WHAT YOU ARE ASKED TO DO: Could you write out the records below exactly, without omitting a line?

───

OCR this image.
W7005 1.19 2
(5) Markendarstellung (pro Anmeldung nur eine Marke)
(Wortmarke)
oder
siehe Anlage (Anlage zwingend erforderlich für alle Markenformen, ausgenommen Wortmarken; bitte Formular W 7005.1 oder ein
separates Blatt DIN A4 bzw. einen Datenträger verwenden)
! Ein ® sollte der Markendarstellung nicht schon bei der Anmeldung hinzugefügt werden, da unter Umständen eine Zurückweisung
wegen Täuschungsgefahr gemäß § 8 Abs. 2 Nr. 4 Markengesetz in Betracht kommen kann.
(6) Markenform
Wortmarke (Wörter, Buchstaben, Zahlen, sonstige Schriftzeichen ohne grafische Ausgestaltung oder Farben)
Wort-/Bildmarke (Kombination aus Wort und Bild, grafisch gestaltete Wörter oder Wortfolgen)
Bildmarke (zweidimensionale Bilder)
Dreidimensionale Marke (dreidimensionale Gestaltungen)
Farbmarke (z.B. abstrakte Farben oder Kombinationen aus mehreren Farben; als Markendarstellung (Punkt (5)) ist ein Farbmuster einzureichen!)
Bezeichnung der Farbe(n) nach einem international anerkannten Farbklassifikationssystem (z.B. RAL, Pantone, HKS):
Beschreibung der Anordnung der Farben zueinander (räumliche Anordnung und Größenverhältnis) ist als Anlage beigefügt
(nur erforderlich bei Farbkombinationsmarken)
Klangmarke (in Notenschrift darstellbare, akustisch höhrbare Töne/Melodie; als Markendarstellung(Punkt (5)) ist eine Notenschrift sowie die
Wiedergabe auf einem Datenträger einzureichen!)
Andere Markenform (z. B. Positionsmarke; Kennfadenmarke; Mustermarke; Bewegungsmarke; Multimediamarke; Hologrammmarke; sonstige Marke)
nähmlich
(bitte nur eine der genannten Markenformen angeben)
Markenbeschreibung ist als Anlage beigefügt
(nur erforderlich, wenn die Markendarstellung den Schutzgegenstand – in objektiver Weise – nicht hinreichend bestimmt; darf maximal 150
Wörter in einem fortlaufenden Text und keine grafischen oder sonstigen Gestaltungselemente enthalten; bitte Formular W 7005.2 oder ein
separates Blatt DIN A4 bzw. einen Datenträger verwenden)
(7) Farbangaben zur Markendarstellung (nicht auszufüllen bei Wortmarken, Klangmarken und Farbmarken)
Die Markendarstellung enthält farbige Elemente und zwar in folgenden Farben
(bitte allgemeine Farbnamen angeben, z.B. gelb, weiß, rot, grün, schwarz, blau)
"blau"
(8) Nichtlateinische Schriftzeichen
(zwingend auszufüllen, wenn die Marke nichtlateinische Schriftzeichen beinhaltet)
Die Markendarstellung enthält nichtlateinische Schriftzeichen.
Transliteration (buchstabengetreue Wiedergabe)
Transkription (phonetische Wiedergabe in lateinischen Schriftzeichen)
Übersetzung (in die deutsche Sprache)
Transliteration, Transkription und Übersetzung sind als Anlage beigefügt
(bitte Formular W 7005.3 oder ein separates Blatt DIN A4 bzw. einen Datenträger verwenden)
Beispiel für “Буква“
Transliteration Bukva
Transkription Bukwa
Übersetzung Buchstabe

───

FINISHED EXERCISE:
OCR this image.
W7005 1.19 2
(5) Markendarstellung (pro Anmeldung nur eine Marke)
(Wortmarke)
oder
siehe Anlage (Anlage zwingend erforderlich für alle Markenformen, ausgenommen Wortmarken; bitte Formular W 7005.1 oder ein
separates Blatt DIN A4 bzw. einen Datenträger verwenden)
! Ein ® sollte der Markendarstellung nicht schon bei der Anmeldung hinzugefügt werden, da unter Umständen eine Zurückweisung
wegen Täuschungsgefahr gemäß § 8 Abs. 2 Nr. 4 Markengesetz in Betracht kommen kann.
(6) Markenform
Wortmarke (Wörter, Buchstaben, Zahlen, sonstige Schriftzeichen ohne grafische Ausgestaltung oder Farben)
Wort-/Bildmarke (Kombination aus Wort und Bild, grafisch gestaltete Wörter oder Wortfolgen)
Bildmarke (zweidimensionale Bilder)
Dreidimensionale Marke (dreidimensionale Gestaltungen)
Farbmarke (z.B. abstrakte Farben oder Kombinationen aus mehreren Farben; als Markendarstellung (Punkt (5)) ist ein Farbmuster einzureichen!)
Bezeichnung der Farbe(n) nach einem international anerkannten Farbklassifikationssystem (z.B. RAL, Pantone, HKS):
Beschreibung der Anordnung der Farben zueinander (räumliche Anordnung und Größenverhältnis) ist als Anlage beigefügt
(nur erforderlich bei Farbkombinationsmarken)
Klangmarke (in Notenschrift darstellbare, akustisch höhrbare Töne/Melodie; als Markendarstellung(Punkt (5)) ist eine Notenschrift sowie die
Wiedergabe auf einem Datenträger einzureichen!)
Andere Markenform (z. B. Positionsmarke; Kennfadenmarke; Mustermarke; Bewegungsmarke; Multimediamarke; Hologrammmarke; sonstige Marke)
nähmlich
(bitte nur eine der genannten Markenformen angeben)
Markenbeschreibung ist als Anlage beigefügt
(nur erforderlich, wenn die Markendarstellung den Schutzgegenstand – in objektiver Weise – nicht hinreichend bestimmt; darf maximal 150
Wörter in einem fortlaufenden Text und keine grafischen oder sonstigen Gestaltungselemente enthalten; bitte Formular W 7005.2 oder ein
separates Blatt DIN A4 bzw. einen Datenträger verwenden)
(7) Farbangaben zur Markendarstellung (nicht auszufüllen bei Wortmarken, Klangmarken und Farbmarken)
Die Markendarstellung enthält farbige Elemente und zwar in folgenden Farben
(bitte allgemeine Farbnamen angeben, z.B. gelb, weiß, rot, grün, schwarz, blau)
"blau"
(8) Nichtlateinische Schriftzeichen
(zwingend auszufüllen, wenn die Marke nichtlateinische Schriftzeichen beinhaltet)
Die Markendarstellung enthält nichtlateinische Schriftzeichen.
Transliteration (buchstabengetreue Wiedergabe)
Transkription (phonetische Wiedergabe in lateinischen Schriftzeichen)
Übersetzung (in die deutsche Sprache)
Transliteration, Transkription und Übersetzung sind als Anlage beigefügt
(bitte Formular W 7005.3 oder ein separates Blatt DIN A4 bzw. einen Datenträger verwenden)
Beispiel für “Буква“
Transliteration Bukva
Transkription Bukwa
Übersetzung Buchstabe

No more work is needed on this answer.